● What you will do
Provide the records once more, identical to the original.

<<<<

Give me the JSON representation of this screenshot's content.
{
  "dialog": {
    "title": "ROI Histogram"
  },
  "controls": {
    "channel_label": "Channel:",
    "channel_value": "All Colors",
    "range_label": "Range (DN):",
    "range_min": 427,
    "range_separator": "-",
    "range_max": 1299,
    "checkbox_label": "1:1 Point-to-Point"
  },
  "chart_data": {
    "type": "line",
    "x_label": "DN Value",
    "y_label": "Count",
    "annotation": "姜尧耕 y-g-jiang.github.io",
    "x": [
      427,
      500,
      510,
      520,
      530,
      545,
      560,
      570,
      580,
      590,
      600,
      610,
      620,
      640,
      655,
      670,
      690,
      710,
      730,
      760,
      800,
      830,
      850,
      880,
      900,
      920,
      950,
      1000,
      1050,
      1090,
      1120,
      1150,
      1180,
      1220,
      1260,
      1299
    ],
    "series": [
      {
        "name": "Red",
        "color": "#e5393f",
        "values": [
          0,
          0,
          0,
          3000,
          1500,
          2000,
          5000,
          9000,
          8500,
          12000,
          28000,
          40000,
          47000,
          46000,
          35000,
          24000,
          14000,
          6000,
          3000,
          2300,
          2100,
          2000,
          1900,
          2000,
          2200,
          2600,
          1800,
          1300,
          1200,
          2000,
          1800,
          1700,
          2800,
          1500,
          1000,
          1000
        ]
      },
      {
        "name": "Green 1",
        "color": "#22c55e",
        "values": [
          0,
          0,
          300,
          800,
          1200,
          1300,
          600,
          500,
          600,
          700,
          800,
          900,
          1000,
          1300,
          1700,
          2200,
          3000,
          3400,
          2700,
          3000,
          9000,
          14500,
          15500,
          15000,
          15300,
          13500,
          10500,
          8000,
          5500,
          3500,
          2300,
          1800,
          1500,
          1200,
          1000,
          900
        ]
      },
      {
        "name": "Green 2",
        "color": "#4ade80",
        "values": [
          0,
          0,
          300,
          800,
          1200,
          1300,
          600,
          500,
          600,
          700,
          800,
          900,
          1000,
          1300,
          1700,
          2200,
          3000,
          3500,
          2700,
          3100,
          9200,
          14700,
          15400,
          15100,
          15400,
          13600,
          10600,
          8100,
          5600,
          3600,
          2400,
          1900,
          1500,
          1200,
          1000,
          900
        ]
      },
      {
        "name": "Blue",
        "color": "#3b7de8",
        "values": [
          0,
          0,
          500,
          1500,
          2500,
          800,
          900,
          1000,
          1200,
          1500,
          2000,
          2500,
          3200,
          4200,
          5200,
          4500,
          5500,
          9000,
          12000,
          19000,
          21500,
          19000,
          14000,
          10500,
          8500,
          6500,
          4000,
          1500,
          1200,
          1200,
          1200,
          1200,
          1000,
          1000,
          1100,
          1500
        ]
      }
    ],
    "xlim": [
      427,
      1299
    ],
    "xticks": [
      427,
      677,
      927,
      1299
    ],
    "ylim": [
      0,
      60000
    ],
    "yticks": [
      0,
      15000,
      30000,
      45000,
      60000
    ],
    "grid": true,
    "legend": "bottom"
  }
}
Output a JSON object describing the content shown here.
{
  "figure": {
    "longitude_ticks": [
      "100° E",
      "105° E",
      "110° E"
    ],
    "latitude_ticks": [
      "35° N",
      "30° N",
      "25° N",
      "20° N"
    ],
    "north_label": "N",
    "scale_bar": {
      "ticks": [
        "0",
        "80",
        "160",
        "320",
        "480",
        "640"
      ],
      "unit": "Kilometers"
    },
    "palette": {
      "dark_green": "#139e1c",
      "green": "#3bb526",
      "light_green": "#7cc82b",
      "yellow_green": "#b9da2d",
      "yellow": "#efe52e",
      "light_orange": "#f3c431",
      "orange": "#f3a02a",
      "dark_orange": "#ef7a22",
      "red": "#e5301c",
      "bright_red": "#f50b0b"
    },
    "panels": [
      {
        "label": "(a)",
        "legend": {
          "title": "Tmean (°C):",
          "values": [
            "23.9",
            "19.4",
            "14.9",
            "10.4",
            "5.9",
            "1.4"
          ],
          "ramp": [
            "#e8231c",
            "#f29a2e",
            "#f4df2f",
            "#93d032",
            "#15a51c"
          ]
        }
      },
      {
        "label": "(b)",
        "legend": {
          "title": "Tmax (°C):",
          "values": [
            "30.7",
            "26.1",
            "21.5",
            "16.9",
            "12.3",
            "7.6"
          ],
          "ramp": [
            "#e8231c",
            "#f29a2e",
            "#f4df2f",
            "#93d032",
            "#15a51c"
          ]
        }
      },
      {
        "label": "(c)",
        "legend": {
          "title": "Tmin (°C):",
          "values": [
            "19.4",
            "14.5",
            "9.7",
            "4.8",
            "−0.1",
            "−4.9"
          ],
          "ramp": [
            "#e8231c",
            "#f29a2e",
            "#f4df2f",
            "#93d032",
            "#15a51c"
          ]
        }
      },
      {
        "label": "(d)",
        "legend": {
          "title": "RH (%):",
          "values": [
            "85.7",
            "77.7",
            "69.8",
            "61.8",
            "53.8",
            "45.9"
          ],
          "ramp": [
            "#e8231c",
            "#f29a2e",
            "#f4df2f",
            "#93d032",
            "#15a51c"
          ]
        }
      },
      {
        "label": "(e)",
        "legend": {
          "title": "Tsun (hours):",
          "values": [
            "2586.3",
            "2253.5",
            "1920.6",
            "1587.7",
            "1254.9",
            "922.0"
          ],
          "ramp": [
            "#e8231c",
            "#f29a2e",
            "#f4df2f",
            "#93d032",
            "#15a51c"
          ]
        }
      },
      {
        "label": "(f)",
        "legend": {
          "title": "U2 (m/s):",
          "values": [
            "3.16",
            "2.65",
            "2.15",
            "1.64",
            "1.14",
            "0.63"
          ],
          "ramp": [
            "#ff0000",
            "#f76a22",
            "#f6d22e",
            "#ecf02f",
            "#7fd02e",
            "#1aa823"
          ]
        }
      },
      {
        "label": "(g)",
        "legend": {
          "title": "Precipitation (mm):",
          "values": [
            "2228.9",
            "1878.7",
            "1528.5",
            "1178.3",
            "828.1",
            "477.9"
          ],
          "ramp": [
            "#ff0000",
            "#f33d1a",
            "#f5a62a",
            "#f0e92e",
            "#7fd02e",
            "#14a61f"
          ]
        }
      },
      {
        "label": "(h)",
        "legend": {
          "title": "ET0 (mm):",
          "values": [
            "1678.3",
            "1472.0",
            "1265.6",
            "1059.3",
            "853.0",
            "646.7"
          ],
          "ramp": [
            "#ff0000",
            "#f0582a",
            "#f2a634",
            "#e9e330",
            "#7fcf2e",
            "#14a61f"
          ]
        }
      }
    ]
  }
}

>>>>

● Response for this exercise
Give me the JSON representation of this screenshot's content.
{
  "dialog": {
    "title": "ROI Histogram"
  },
  "controls": {
    "channel_label": "Channel:",
    "channel_value": "All Colors",
    "range_label": "Range (DN):",
    "range_min": 427,
    "range_separator": "-",
    "range_max": 1299,
    "checkbox_label": "1:1 Point-to-Point"
  },
  "chart_data": {
    "type": "line",
    "x_label": "DN Value",
    "y_label": "Count",
    "annotation": "姜尧耕 y-g-jiang.github.io",
    "x": [
      427,
      500,
      510,
      520,
      530,
      545,
      560,
      570,
      580,
      590,
      600,
      610,
      620,
      640,
      655,
      670,
      690,
      710,
      730,
      760,
      800,
      830,
      850,
      880,
      900,
      920,
      950,
      1000,
      1050,
      1090,
      1120,
      1150,
      1180,
      1220,
      1260,
      1299
    ],
    "series": [
      {
        "name": "Red",
        "color": "#e5393f",
        "values": [
          0,
          0,
          0,
          3000,
          1500,
          2000,
          5000,
          9000,
          8500,
          12000,
          28000,
          40000,
          47000,
          46000,
          35000,
          24000,
          14000,
          6000,
          3000,
          2300,
          2100,
          2000,
          1900,
          2000,
          2200,
          2600,
          1800,
          1300,
          1200,
          2000,
          1800,
          1700,
          2800,
          1500,
          1000,
          1000
        ]
      },
      {
        "name": "Green 1",
        "color": "#22c55e",
        "values": [
          0,
          0,
          300,
          800,
          1200,
          1300,
          600,
          500,
          600,
          700,
          800,
          900,
          1000,
          1300,
          1700,
          2200,
          3000,
          3400,
          2700,
          3000,
          9000,
          14500,
          15500,
          15000,
          15300,
          13500,
          10500,
          8000,
          5500,
          3500,
          2300,
          1800,
          1500,
          1200,
          1000,
          900
        ]
      },
      {
        "name": "Green 2",
        "color": "#4ade80",
        "values": [
          0,
          0,
          300,
          800,
          1200,
          1300,
          600,
          500,
          600,
          700,
          800,
          900,
          1000,
          1300,
          1700,
          2200,
          3000,
          3500,
          2700,
          3100,
          9200,
          14700,
          15400,
          15100,
          15400,
          13600,
          10600,
          8100,
          5600,
          3600,
          2400,
          1900,
          1500,
          1200,
          1000,
          900
        ]
      },
      {
        "name": "Blue",
        "color": "#3b7de8",
        "values": [
          0,
          0,
          500,
          1500,
          2500,
          800,
          900,
          1000,
          1200,
          1500,
          2000,
          2500,
          3200,
          4200,
          5200,
          4500,
          5500,
          9000,
          12000,
          19000,
          21500,
          19000,
          14000,
          10500,
          8500,
          6500,
          4000,
          1500,
          1200,
          1200,
          1200,
          1200,
          1000,
          1000,
          1100,
          1500
        ]
      }
    ],
    "xlim": [
      427,
      1299
    ],
    "xticks": [
      427,
      677,
      927,
      1299
    ],
    "ylim": [
      0,
      60000
    ],
    "yticks": [
      0,
      15000,
      30000,
      45000,
      60000
    ],
    "grid": true,
    "legend": "bottom"
  }
}
Output a JSON object describing the content shown here.
{
  "figure": {
    "longitude_ticks": [
      "100° E",
      "105° E",
      "110° E"
    ],
    "latitude_ticks": [
      "35° N",
      "30° N",
      "25° N",
      "20° N"
    ],
    "north_label": "N",
    "scale_bar": {
      "ticks": [
        "0",
        "80",
        "160",
        "320",
        "480",
        "640"
      ],
      "unit": "Kilometers"
    },
    "palette": {
      "dark_green": "#139e1c",
      "green": "#3bb526",
      "light_green": "#7cc82b",
      "yellow_green": "#b9da2d",
      "yellow": "#efe52e",
      "light_orange": "#f3c431",
      "orange": "#f3a02a",
      "dark_orange": "#ef7a22",
      "red": "#e5301c",
      "bright_red": "#f50b0b"
    },
    "panels": [
      {
        "label": "(a)",
        "legend": {
          "title": "Tmean (°C):",
          "values": [
            "23.9",
            "19.4",
            "14.9",
            "10.4",
            "5.9",
            "1.4"
          ],
          "ramp": [
            "#e8231c",
            "#f29a2e",
            "#f4df2f",
            "#93d032",
            "#15a51c"
          ]
        }
      },
      {
        "label": "(b)",
        "legend": {
          "title": "Tmax (°C):",
          "values": [
            "30.7",
            "26.1",
            "21.5",
            "16.9",
            "12.3",
            "7.6"
          ],
          "ramp": [
            "#e8231c",
            "#f29a2e",
            "#f4df2f",
            "#93d032",
            "#15a51c"
          ]
        }
      },
      {
        "label": "(c)",
        "legend": {
          "title": "Tmin (°C):",
          "values": [
            "19.4",
            "14.5",
            "9.7",
            "4.8",
            "−0.1",
            "−4.9"
          ],
          "ramp": [
            "#e8231c",
            "#f29a2e",
            "#f4df2f",
            "#93d032",
            "#15a51c"
          ]
        }
      },
      {
        "label": "(d)",
        "legend": {
          "title": "RH (%):",
          "values": [
            "85.7",
            "77.7",
            "69.8",
            "61.8",
            "53.8",
            "45.9"
          ],
          "ramp": [
            "#e8231c",
            "#f29a2e",
            "#f4df2f",
            "#93d032",
            "#15a51c"
          ]
        }
      },
      {
        "label": "(e)",
        "legend": {
          "title": "Tsun (hours):",
          "values": [
            "2586.3",
            "2253.5",
            "1920.6",
            "1587.7",
            "1254.9",
            "922.0"
          ],
          "ramp": [
            "#e8231c",
            "#f29a2e",
            "#f4df2f",
            "#93d032",
            "#15a51c"
          ]
        }
      },
      {
        "label": "(f)",
        "legend": {
          "title": "U2 (m/s):",
          "values": [
            "3.16",
            "2.65",
            "2.15",
            "1.64",
            "1.14",
            "0.63"
          ],
          "ramp": [
            "#ff0000",
            "#f76a22",
            "#f6d22e",
            "#ecf02f",
            "#7fd02e",
            "#1aa823"
          ]
        }
      },
      {
        "label": "(g)",
        "legend": {
          "title": "Precipitation (mm):",
          "values": [
            "2228.9",
            "1878.7",
            "1528.5",
            "1178.3",
            "828.1",
            "477.9"
          ],
          "ramp": [
            "#ff0000",
            "#f33d1a",
            "#f5a62a",
            "#f0e92e",
            "#7fd02e",
            "#14a61f"
          ]
        }
      },
      {
        "label": "(h)",
        "legend": {
          "title": "ET0 (mm):",
          "values": [
            "1678.3",
            "1472.0",
            "1265.6",
            "1059.3",
            "853.0",
            "646.7"
          ],
          "ramp": [
            "#ff0000",
            "#f0582a",
            "#f2a634",
            "#e9e330",
            "#7fcf2e",
            "#14a61f"
          ]
        }
      }
    ]
  }
}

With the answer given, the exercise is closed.